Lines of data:
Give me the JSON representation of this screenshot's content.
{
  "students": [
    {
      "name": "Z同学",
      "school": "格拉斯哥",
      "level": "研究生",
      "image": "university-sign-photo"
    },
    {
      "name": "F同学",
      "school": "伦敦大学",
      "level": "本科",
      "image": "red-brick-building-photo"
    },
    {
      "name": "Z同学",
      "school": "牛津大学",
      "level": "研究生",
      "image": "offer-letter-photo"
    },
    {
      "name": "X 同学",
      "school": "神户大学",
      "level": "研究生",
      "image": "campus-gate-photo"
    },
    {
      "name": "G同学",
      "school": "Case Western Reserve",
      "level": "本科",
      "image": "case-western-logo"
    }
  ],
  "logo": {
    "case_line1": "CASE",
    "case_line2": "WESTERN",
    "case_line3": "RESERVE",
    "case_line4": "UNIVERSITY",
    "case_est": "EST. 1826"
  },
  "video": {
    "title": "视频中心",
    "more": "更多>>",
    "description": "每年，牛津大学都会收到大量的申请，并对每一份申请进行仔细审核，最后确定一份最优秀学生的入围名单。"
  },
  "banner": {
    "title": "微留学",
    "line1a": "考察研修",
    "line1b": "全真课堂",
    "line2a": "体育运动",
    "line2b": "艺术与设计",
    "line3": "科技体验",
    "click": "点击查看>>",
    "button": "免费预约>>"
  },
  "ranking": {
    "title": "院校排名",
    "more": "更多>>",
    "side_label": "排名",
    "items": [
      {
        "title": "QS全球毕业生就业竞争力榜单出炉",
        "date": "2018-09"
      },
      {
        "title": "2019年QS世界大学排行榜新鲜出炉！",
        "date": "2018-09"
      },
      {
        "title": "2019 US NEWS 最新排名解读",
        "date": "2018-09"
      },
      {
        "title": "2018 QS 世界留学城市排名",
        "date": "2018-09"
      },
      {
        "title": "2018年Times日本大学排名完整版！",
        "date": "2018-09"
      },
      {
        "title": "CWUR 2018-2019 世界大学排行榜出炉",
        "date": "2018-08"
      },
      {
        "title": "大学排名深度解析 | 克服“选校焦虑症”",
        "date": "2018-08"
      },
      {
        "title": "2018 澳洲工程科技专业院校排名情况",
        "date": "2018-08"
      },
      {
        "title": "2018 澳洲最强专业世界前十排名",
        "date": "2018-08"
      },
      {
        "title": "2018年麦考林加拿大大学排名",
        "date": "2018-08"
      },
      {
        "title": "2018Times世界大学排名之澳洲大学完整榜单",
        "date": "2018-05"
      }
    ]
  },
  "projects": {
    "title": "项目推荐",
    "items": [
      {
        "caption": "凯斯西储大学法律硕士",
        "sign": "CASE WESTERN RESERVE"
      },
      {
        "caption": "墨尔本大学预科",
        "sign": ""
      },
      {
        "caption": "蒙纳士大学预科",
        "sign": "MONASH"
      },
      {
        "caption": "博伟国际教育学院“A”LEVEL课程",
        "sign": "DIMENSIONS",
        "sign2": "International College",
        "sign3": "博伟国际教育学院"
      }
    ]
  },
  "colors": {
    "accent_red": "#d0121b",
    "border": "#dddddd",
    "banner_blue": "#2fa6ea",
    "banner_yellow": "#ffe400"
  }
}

==

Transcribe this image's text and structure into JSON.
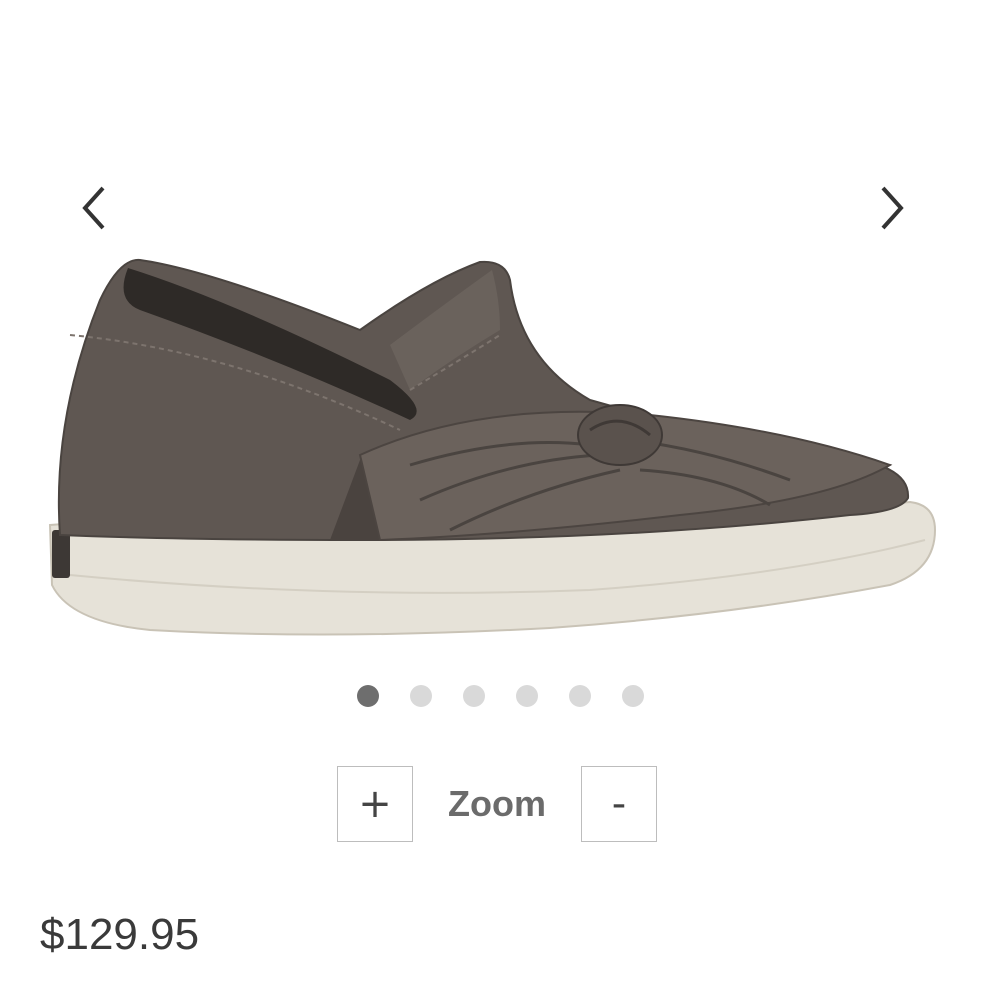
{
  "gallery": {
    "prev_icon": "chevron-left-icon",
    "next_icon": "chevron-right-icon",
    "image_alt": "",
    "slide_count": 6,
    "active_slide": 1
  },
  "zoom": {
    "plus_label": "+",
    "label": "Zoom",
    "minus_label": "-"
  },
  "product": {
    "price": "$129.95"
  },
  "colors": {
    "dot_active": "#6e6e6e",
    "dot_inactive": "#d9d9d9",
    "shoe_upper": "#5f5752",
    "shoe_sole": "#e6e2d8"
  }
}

--

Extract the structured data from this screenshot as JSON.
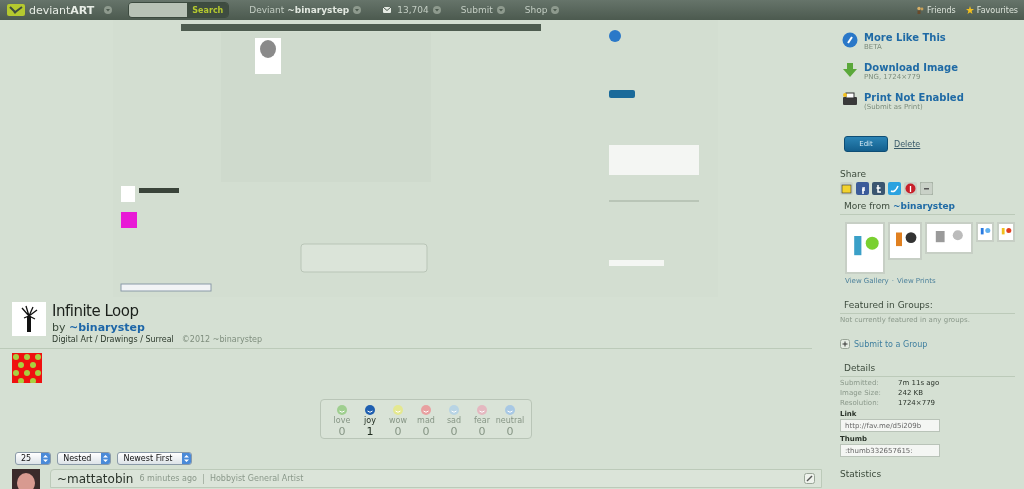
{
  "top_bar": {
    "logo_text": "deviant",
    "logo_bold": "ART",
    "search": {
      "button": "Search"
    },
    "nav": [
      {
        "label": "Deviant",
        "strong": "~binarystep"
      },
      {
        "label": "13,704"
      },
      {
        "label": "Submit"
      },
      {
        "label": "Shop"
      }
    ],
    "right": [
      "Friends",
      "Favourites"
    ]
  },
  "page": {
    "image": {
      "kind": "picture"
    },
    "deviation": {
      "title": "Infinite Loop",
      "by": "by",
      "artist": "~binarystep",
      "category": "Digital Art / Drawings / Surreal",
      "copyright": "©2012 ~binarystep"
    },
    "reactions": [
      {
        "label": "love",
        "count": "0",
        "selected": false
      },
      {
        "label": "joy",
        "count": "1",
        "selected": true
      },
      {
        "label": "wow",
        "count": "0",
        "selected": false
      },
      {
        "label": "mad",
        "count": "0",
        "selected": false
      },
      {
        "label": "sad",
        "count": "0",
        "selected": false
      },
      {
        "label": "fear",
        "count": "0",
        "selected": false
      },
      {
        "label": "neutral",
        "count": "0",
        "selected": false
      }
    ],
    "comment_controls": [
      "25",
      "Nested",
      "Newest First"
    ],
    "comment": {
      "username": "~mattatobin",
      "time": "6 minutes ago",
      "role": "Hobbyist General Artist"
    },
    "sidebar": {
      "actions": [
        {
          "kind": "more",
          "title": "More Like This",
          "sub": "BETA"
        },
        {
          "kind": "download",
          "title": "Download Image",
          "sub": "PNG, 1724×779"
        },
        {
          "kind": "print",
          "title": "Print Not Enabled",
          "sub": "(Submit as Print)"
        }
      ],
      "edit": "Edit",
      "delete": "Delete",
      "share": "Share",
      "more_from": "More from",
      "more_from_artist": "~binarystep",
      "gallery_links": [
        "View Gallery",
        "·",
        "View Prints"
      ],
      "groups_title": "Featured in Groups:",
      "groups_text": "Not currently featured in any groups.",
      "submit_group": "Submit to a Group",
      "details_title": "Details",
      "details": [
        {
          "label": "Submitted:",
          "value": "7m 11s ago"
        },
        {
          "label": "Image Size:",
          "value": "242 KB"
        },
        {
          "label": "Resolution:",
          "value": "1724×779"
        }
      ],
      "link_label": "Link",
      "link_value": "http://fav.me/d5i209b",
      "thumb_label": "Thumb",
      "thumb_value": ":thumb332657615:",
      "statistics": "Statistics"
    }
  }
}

### Goal
State the count of lines that contain the string "kind". Nothing else is needed.

### Answer in full
4